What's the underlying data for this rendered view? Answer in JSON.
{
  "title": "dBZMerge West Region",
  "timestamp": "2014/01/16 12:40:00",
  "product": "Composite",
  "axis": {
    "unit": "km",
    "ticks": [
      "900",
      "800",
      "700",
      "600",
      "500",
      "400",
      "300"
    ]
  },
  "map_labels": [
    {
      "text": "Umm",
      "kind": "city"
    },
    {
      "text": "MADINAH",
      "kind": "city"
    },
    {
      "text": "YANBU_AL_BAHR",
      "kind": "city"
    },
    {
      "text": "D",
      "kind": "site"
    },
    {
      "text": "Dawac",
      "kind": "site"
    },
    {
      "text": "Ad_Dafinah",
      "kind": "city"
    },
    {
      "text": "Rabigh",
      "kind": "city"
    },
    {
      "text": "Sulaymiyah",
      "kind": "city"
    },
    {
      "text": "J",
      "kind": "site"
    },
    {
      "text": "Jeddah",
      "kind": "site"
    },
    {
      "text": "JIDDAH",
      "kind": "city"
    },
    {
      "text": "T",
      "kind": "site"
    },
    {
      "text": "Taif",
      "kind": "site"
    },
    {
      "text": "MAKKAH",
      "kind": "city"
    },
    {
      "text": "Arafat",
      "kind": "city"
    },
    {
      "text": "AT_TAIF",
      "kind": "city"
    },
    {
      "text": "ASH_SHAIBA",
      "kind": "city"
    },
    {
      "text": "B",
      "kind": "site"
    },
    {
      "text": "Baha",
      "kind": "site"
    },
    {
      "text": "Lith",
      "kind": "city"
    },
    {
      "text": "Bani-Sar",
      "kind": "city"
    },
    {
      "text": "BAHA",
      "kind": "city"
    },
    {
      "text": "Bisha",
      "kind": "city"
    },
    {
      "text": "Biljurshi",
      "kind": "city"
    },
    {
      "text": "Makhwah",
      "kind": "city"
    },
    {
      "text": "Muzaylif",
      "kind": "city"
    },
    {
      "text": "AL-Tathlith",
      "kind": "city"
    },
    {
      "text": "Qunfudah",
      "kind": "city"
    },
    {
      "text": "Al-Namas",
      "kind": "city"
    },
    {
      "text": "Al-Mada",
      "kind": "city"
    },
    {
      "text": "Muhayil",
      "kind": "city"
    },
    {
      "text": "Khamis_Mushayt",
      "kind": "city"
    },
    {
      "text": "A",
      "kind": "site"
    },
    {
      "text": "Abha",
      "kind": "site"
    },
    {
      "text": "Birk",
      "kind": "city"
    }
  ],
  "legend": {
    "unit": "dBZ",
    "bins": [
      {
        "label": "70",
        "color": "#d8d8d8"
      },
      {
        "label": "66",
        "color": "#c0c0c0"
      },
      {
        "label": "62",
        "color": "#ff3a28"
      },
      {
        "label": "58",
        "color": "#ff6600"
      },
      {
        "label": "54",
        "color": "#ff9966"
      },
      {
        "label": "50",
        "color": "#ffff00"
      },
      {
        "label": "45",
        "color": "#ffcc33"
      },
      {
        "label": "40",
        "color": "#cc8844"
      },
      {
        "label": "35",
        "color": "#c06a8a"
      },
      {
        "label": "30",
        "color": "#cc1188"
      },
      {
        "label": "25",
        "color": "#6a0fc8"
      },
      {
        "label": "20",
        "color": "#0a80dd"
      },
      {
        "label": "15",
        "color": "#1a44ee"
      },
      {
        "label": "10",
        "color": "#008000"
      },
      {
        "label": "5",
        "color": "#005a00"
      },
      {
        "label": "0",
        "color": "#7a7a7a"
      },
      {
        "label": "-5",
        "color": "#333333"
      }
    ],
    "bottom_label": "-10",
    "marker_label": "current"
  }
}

--

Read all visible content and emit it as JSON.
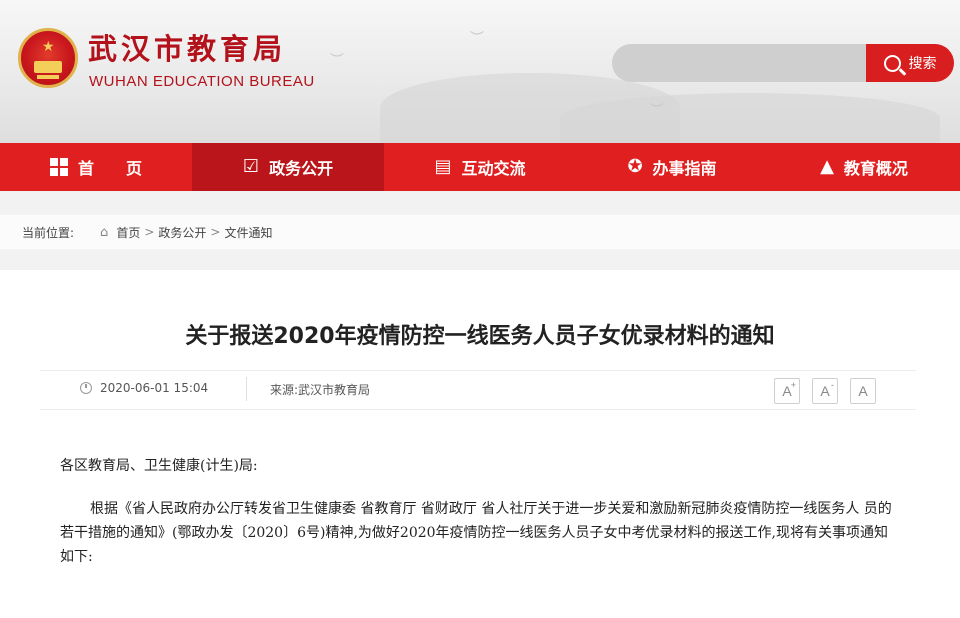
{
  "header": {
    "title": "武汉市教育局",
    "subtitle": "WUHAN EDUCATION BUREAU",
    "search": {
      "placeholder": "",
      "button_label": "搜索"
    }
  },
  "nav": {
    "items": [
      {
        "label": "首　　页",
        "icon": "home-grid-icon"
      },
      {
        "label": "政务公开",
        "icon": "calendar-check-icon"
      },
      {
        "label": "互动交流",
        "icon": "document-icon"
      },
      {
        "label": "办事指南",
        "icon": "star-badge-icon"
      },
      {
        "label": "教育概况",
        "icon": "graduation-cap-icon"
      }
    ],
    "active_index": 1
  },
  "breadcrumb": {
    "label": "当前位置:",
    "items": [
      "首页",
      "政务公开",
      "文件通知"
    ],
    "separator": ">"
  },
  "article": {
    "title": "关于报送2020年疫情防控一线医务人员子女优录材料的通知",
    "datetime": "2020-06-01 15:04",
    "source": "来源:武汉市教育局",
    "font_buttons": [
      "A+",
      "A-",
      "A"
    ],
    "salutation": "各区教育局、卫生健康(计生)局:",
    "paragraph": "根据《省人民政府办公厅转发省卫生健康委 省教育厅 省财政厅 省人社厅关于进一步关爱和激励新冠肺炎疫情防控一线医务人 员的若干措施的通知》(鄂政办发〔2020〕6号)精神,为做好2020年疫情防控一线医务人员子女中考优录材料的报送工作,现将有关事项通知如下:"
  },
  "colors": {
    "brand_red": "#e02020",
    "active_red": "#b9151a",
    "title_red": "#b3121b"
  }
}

EXERCISE
Extract, from the material above, each line holding the word "JSON".

COMPLETE ANSWER
What's the underlying data for this rendered view? Answer in JSON.
Read all visible content and emit it as JSON.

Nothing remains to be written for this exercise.